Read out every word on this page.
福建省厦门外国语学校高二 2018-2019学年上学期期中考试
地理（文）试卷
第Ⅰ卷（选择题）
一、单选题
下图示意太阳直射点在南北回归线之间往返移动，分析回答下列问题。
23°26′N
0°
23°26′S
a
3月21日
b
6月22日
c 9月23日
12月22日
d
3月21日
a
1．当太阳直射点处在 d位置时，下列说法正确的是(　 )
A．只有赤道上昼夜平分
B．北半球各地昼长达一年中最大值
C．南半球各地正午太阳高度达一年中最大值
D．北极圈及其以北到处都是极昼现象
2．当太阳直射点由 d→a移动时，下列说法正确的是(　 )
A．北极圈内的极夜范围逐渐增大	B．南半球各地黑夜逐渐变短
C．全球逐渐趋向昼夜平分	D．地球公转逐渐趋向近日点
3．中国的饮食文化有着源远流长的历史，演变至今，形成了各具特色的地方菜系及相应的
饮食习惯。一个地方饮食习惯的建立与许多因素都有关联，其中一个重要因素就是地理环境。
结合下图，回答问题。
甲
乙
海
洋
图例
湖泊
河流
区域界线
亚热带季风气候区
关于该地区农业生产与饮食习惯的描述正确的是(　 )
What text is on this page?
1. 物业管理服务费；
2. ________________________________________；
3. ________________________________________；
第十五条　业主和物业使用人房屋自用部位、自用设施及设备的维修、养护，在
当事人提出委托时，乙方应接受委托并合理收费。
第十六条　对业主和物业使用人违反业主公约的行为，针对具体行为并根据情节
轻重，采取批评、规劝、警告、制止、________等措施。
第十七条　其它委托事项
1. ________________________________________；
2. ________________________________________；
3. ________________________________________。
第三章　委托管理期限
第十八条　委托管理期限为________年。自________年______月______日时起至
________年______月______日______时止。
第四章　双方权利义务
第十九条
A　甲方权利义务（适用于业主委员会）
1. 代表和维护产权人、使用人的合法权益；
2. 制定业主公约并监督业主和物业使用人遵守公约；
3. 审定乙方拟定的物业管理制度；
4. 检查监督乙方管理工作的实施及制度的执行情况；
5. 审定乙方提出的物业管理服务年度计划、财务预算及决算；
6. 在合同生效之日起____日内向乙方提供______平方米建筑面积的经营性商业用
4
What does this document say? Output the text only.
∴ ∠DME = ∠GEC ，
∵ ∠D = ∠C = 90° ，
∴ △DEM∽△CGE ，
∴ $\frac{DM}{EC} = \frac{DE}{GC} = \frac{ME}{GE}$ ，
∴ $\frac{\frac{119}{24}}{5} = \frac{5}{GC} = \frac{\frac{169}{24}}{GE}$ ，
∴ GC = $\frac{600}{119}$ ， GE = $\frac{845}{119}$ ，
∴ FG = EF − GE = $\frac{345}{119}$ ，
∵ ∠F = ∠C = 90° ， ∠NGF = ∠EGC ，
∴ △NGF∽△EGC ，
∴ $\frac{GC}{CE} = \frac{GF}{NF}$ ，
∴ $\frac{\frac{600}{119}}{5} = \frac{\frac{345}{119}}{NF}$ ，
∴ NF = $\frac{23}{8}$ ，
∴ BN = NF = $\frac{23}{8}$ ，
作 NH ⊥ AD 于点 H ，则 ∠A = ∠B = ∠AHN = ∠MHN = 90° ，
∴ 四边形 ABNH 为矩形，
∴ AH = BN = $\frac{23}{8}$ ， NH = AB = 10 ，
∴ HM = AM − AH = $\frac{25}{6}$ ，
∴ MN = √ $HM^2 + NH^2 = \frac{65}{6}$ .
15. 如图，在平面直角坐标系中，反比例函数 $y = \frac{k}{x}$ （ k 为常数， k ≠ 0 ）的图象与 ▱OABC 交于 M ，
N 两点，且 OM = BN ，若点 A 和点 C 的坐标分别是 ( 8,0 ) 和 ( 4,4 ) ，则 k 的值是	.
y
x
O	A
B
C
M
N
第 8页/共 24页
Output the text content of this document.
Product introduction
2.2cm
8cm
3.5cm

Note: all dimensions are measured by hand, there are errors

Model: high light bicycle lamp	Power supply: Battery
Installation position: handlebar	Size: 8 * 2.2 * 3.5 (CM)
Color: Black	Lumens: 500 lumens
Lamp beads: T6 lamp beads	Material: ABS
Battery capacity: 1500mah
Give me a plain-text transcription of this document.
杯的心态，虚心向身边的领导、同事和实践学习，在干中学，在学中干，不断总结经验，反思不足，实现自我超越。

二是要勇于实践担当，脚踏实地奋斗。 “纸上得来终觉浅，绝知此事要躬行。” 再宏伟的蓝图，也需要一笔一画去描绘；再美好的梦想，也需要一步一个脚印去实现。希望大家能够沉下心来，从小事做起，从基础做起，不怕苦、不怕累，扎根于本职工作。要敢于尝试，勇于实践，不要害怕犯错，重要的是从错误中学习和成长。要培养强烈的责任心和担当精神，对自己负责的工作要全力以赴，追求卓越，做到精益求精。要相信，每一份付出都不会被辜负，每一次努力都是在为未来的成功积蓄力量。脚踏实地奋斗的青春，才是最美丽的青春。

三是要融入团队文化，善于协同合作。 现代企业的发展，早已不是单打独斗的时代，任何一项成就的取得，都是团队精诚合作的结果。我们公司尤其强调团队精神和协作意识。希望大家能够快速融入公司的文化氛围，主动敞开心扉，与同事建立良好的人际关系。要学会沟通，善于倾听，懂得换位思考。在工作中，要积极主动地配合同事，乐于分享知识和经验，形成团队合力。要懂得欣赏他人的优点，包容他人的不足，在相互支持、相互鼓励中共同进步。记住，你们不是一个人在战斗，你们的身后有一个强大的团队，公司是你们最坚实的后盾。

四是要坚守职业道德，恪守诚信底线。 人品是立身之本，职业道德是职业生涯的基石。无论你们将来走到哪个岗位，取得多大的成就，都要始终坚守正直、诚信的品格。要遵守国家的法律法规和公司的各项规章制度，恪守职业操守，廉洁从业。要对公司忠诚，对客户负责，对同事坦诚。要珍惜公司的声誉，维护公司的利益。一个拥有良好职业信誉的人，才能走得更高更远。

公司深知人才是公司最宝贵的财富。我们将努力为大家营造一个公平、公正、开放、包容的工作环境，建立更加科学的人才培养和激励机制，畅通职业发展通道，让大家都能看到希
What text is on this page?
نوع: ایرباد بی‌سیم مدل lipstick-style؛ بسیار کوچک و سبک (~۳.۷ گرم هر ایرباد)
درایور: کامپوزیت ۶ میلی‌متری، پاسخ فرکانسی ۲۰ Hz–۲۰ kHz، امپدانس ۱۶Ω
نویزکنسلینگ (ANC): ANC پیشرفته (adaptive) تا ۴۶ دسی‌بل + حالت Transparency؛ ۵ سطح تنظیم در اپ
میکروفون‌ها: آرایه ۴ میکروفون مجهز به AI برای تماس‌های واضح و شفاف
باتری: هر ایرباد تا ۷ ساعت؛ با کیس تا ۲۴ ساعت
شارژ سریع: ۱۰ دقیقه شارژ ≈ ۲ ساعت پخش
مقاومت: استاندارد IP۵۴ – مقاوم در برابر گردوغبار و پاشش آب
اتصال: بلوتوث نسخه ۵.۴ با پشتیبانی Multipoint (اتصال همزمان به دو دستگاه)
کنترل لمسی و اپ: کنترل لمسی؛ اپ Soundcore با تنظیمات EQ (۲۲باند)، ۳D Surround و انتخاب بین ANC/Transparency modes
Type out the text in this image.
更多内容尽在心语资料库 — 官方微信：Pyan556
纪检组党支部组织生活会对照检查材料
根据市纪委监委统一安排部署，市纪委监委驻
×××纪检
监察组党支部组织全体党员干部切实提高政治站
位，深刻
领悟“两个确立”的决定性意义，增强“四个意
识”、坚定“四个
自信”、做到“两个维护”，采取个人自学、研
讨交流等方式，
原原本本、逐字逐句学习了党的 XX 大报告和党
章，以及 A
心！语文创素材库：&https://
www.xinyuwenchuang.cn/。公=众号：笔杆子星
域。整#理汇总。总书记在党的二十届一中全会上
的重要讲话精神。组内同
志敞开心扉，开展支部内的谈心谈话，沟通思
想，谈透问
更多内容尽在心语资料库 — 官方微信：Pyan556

## WORK INSTRUCTIONS
Locate all lines in the listing above with the word "下列说法正确的是". Copy them.

## COMPLETE RESPONSE
1．当太阳直射点处在 d位置时，下列说法正确的是(　 )
2．当太阳直射点由 d→a移动时，下列说法正确的是(　 )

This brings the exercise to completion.